## WORK TO DO:
Where a line holds "countdown", copy it.

Source data

********************

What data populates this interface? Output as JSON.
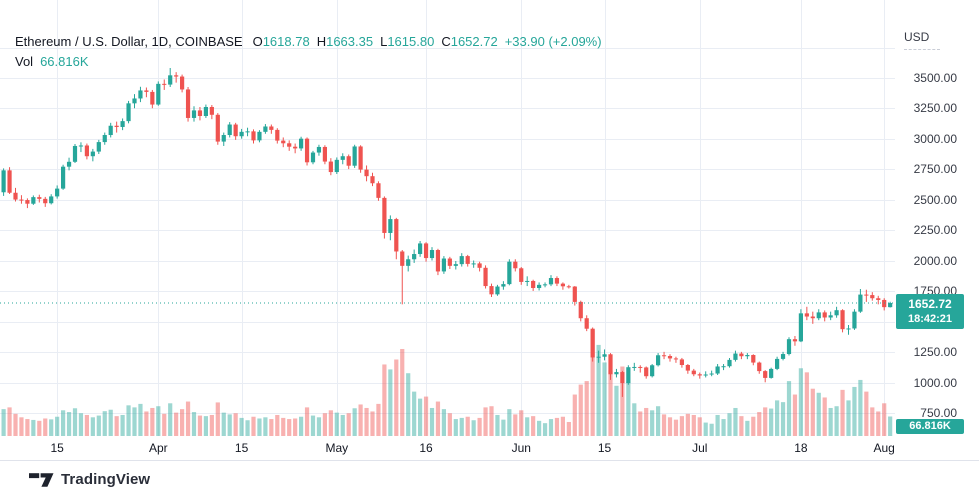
{
  "legend": {
    "title": "Ethereum / U.S. Dollar, 1D, COINBASE",
    "items": [
      {
        "label": "O",
        "value": "1618.78"
      },
      {
        "label": "H",
        "value": "1663.35"
      },
      {
        "label": "L",
        "value": "1615.80"
      },
      {
        "label": "C",
        "value": "1652.72"
      }
    ],
    "change": "+33.90 (+2.09%)",
    "vol_label": "Vol",
    "vol_value": "66.816K"
  },
  "price_axis": {
    "currency": "USD",
    "ticks": [
      {
        "value": 3750,
        "label": ""
      },
      {
        "value": 3500,
        "label": "3500.00"
      },
      {
        "value": 3250,
        "label": "3250.00"
      },
      {
        "value": 3000,
        "label": "3000.00"
      },
      {
        "value": 2750,
        "label": "2750.00"
      },
      {
        "value": 2500,
        "label": "2500.00"
      },
      {
        "value": 2250,
        "label": "2250.00"
      },
      {
        "value": 2000,
        "label": "2000.00"
      },
      {
        "value": 1750,
        "label": "1750.00"
      },
      {
        "value": 1500,
        "label": ""
      },
      {
        "value": 1250,
        "label": "1250.00"
      },
      {
        "value": 1000,
        "label": "1000.00"
      },
      {
        "value": 750,
        "label": "750.00"
      }
    ]
  },
  "price_badge": {
    "price": "1652.72",
    "countdown": "18:42:21"
  },
  "volume_badge": {
    "text": "66.816K"
  },
  "time_axis": {
    "labels": [
      {
        "text": "15",
        "idx": 9
      },
      {
        "text": "Apr",
        "idx": 26
      },
      {
        "text": "15",
        "idx": 40
      },
      {
        "text": "May",
        "idx": 56
      },
      {
        "text": "16",
        "idx": 71
      },
      {
        "text": "Jun",
        "idx": 87
      },
      {
        "text": "15",
        "idx": 101
      },
      {
        "text": "Jul",
        "idx": 117
      },
      {
        "text": "18",
        "idx": 134
      },
      {
        "text": "Aug",
        "idx": 148
      }
    ]
  },
  "footer": {
    "brand": "TradingView"
  },
  "colors": {
    "up": "#26a69a",
    "down": "#ef5350",
    "vol_up": "rgba(38,166,154,0.45)",
    "vol_down": "rgba(239,83,80,0.45)",
    "grid": "#e9edf4",
    "text": "#131722",
    "axis_text": "#363a45",
    "badge_bg": "#26a69a",
    "badge_text": "#ffffff"
  },
  "chart_data": {
    "type": "candlestick+volume",
    "title": "Ethereum / U.S. Dollar",
    "interval": "1D",
    "exchange": "COINBASE",
    "legend_position": "top-left",
    "grid": true,
    "visible_price_range": [
      562,
      4140
    ],
    "price_gridline_step": 250,
    "current": {
      "open": 1618.78,
      "high": 1663.35,
      "low": 1615.8,
      "close": 1652.72,
      "change": 33.9,
      "change_pct": 2.09,
      "volume_k": 66.816,
      "countdown": "18:42:21"
    },
    "candle_format": [
      "open",
      "high",
      "low",
      "close",
      "volume_k"
    ],
    "candles": [
      [
        2562,
        2758,
        2532,
        2742,
        92
      ],
      [
        2742,
        2768,
        2548,
        2558,
        98
      ],
      [
        2558,
        2598,
        2486,
        2502,
        76
      ],
      [
        2502,
        2538,
        2468,
        2498,
        64
      ],
      [
        2498,
        2512,
        2432,
        2468,
        58
      ],
      [
        2468,
        2536,
        2458,
        2522,
        55
      ],
      [
        2522,
        2542,
        2478,
        2508,
        52
      ],
      [
        2508,
        2524,
        2442,
        2472,
        60
      ],
      [
        2472,
        2546,
        2462,
        2528,
        57
      ],
      [
        2528,
        2618,
        2510,
        2592,
        66
      ],
      [
        2592,
        2788,
        2582,
        2772,
        88
      ],
      [
        2772,
        2846,
        2742,
        2812,
        82
      ],
      [
        2812,
        2958,
        2802,
        2942,
        95
      ],
      [
        2942,
        2972,
        2892,
        2946,
        78
      ],
      [
        2946,
        2962,
        2832,
        2858,
        72
      ],
      [
        2858,
        2918,
        2816,
        2896,
        64
      ],
      [
        2896,
        2992,
        2876,
        2974,
        70
      ],
      [
        2974,
        3052,
        2952,
        3032,
        85
      ],
      [
        3032,
        3132,
        3012,
        3108,
        90
      ],
      [
        3108,
        3142,
        3052,
        3098,
        68
      ],
      [
        3098,
        3168,
        3072,
        3146,
        72
      ],
      [
        3146,
        3312,
        3128,
        3292,
        105
      ],
      [
        3292,
        3368,
        3252,
        3332,
        98
      ],
      [
        3332,
        3428,
        3302,
        3398,
        110
      ],
      [
        3398,
        3422,
        3342,
        3386,
        84
      ],
      [
        3386,
        3402,
        3252,
        3282,
        96
      ],
      [
        3282,
        3472,
        3272,
        3452,
        102
      ],
      [
        3452,
        3488,
        3402,
        3446,
        76
      ],
      [
        3446,
        3582,
        3426,
        3522,
        112
      ],
      [
        3522,
        3548,
        3462,
        3512,
        80
      ],
      [
        3512,
        3528,
        3382,
        3406,
        92
      ],
      [
        3406,
        3426,
        3142,
        3172,
        118
      ],
      [
        3172,
        3268,
        3142,
        3234,
        82
      ],
      [
        3234,
        3262,
        3152,
        3188,
        70
      ],
      [
        3188,
        3282,
        3172,
        3262,
        68
      ],
      [
        3262,
        3278,
        3162,
        3198,
        72
      ],
      [
        3198,
        3212,
        2952,
        2978,
        115
      ],
      [
        2978,
        3052,
        2942,
        3032,
        80
      ],
      [
        3032,
        3138,
        3012,
        3118,
        74
      ],
      [
        3118,
        3132,
        2992,
        3022,
        78
      ],
      [
        3022,
        3082,
        3002,
        3058,
        62
      ],
      [
        3058,
        3092,
        3022,
        3062,
        54
      ],
      [
        3062,
        3078,
        2962,
        2988,
        66
      ],
      [
        2988,
        3072,
        2972,
        3058,
        60
      ],
      [
        3058,
        3122,
        3042,
        3102,
        64
      ],
      [
        3102,
        3118,
        3042,
        3074,
        58
      ],
      [
        3074,
        3088,
        2962,
        2986,
        72
      ],
      [
        2986,
        3012,
        2932,
        2964,
        62
      ],
      [
        2964,
        2988,
        2902,
        2936,
        58
      ],
      [
        2936,
        2962,
        2882,
        2922,
        60
      ],
      [
        2922,
        3018,
        2902,
        3002,
        66
      ],
      [
        3002,
        3012,
        2782,
        2808,
        98
      ],
      [
        2808,
        2902,
        2792,
        2888,
        70
      ],
      [
        2888,
        2952,
        2862,
        2934,
        64
      ],
      [
        2934,
        2948,
        2792,
        2814,
        78
      ],
      [
        2814,
        2842,
        2702,
        2728,
        88
      ],
      [
        2728,
        2848,
        2712,
        2828,
        80
      ],
      [
        2828,
        2882,
        2792,
        2858,
        72
      ],
      [
        2858,
        2872,
        2752,
        2780,
        78
      ],
      [
        2780,
        2952,
        2762,
        2938,
        95
      ],
      [
        2938,
        2948,
        2722,
        2748,
        108
      ],
      [
        2748,
        2782,
        2652,
        2694,
        96
      ],
      [
        2694,
        2722,
        2612,
        2636,
        84
      ],
      [
        2636,
        2652,
        2492,
        2516,
        110
      ],
      [
        2516,
        2528,
        2182,
        2228,
        245
      ],
      [
        2228,
        2372,
        2168,
        2342,
        228
      ],
      [
        2342,
        2352,
        2012,
        2076,
        262
      ],
      [
        2076,
        2088,
        1642,
        1958,
        298
      ],
      [
        1958,
        2042,
        1912,
        2012,
        215
      ],
      [
        2012,
        2092,
        1982,
        2055,
        152
      ],
      [
        2055,
        2162,
        2032,
        2142,
        128
      ],
      [
        2142,
        2152,
        1992,
        2022,
        135
      ],
      [
        2022,
        2112,
        2002,
        2088,
        96
      ],
      [
        2088,
        2098,
        1882,
        1912,
        118
      ],
      [
        1912,
        2038,
        1892,
        2018,
        92
      ],
      [
        2018,
        2032,
        1932,
        1958,
        78
      ],
      [
        1958,
        1998,
        1928,
        1972,
        58
      ],
      [
        1972,
        2062,
        1952,
        2038,
        62
      ],
      [
        2038,
        2048,
        1952,
        1974,
        66
      ],
      [
        1974,
        2002,
        1942,
        1978,
        54
      ],
      [
        1978,
        1992,
        1912,
        1942,
        62
      ],
      [
        1942,
        1962,
        1772,
        1792,
        98
      ],
      [
        1792,
        1812,
        1702,
        1724,
        102
      ],
      [
        1724,
        1802,
        1712,
        1788,
        72
      ],
      [
        1788,
        1832,
        1762,
        1808,
        56
      ],
      [
        1808,
        2012,
        1798,
        1992,
        92
      ],
      [
        1992,
        2012,
        1912,
        1938,
        74
      ],
      [
        1938,
        1948,
        1802,
        1826,
        88
      ],
      [
        1826,
        1872,
        1792,
        1834,
        64
      ],
      [
        1834,
        1844,
        1752,
        1776,
        68
      ],
      [
        1776,
        1822,
        1756,
        1802,
        52
      ],
      [
        1802,
        1822,
        1782,
        1806,
        44
      ],
      [
        1806,
        1882,
        1792,
        1858,
        58
      ],
      [
        1858,
        1872,
        1792,
        1812,
        62
      ],
      [
        1812,
        1822,
        1762,
        1790,
        66
      ],
      [
        1790,
        1802,
        1772,
        1788,
        48
      ],
      [
        1788,
        1792,
        1632,
        1662,
        142
      ],
      [
        1662,
        1672,
        1502,
        1528,
        176
      ],
      [
        1528,
        1552,
        1422,
        1442,
        188
      ],
      [
        1442,
        1452,
        1172,
        1206,
        362
      ],
      [
        1206,
        1262,
        1162,
        1212,
        312
      ],
      [
        1212,
        1272,
        1182,
        1232,
        252
      ],
      [
        1232,
        1242,
        1022,
        1068,
        225
      ],
      [
        1068,
        1112,
        1042,
        1086,
        172
      ],
      [
        1086,
        1096,
        882,
        996,
        238
      ],
      [
        996,
        1142,
        982,
        1126,
        186
      ],
      [
        1126,
        1162,
        1096,
        1128,
        112
      ],
      [
        1128,
        1142,
        1082,
        1124,
        84
      ],
      [
        1124,
        1132,
        1032,
        1052,
        96
      ],
      [
        1052,
        1152,
        1042,
        1142,
        88
      ],
      [
        1142,
        1242,
        1132,
        1224,
        102
      ],
      [
        1224,
        1252,
        1192,
        1218,
        74
      ],
      [
        1218,
        1232,
        1172,
        1198,
        64
      ],
      [
        1198,
        1212,
        1162,
        1190,
        56
      ],
      [
        1190,
        1202,
        1122,
        1144,
        68
      ],
      [
        1144,
        1152,
        1072,
        1098,
        76
      ],
      [
        1098,
        1112,
        1052,
        1068,
        72
      ],
      [
        1068,
        1082,
        1032,
        1058,
        64
      ],
      [
        1058,
        1092,
        1042,
        1066,
        46
      ],
      [
        1066,
        1098,
        1052,
        1074,
        42
      ],
      [
        1074,
        1152,
        1062,
        1132,
        72
      ],
      [
        1132,
        1152,
        1102,
        1134,
        58
      ],
      [
        1134,
        1202,
        1122,
        1186,
        78
      ],
      [
        1186,
        1262,
        1172,
        1238,
        96
      ],
      [
        1238,
        1252,
        1192,
        1216,
        68
      ],
      [
        1216,
        1242,
        1192,
        1226,
        52
      ],
      [
        1226,
        1232,
        1142,
        1164,
        66
      ],
      [
        1164,
        1172,
        1072,
        1094,
        82
      ],
      [
        1094,
        1102,
        1002,
        1038,
        98
      ],
      [
        1038,
        1122,
        1032,
        1112,
        94
      ],
      [
        1112,
        1212,
        1102,
        1194,
        122
      ],
      [
        1194,
        1252,
        1182,
        1234,
        116
      ],
      [
        1234,
        1372,
        1222,
        1356,
        188
      ],
      [
        1356,
        1382,
        1302,
        1338,
        142
      ],
      [
        1338,
        1602,
        1332,
        1568,
        232
      ],
      [
        1568,
        1622,
        1512,
        1542,
        218
      ],
      [
        1542,
        1582,
        1482,
        1528,
        162
      ],
      [
        1528,
        1602,
        1512,
        1576,
        148
      ],
      [
        1576,
        1592,
        1502,
        1534,
        132
      ],
      [
        1534,
        1582,
        1512,
        1552,
        96
      ],
      [
        1552,
        1622,
        1532,
        1594,
        102
      ],
      [
        1594,
        1602,
        1412,
        1438,
        158
      ],
      [
        1438,
        1472,
        1392,
        1444,
        122
      ],
      [
        1444,
        1602,
        1432,
        1582,
        168
      ],
      [
        1582,
        1768,
        1572,
        1722,
        192
      ],
      [
        1722,
        1762,
        1662,
        1718,
        152
      ],
      [
        1718,
        1742,
        1672,
        1692,
        98
      ],
      [
        1692,
        1712,
        1642,
        1678,
        84
      ],
      [
        1678,
        1692,
        1592,
        1619,
        112
      ],
      [
        1618.78,
        1663.35,
        1615.8,
        1652.72,
        66.816
      ]
    ]
  }
}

********************

## SOLUTION TO THE EXERCISE:
    "countdown": "18:42:21"
      "countdown": "18:42:21"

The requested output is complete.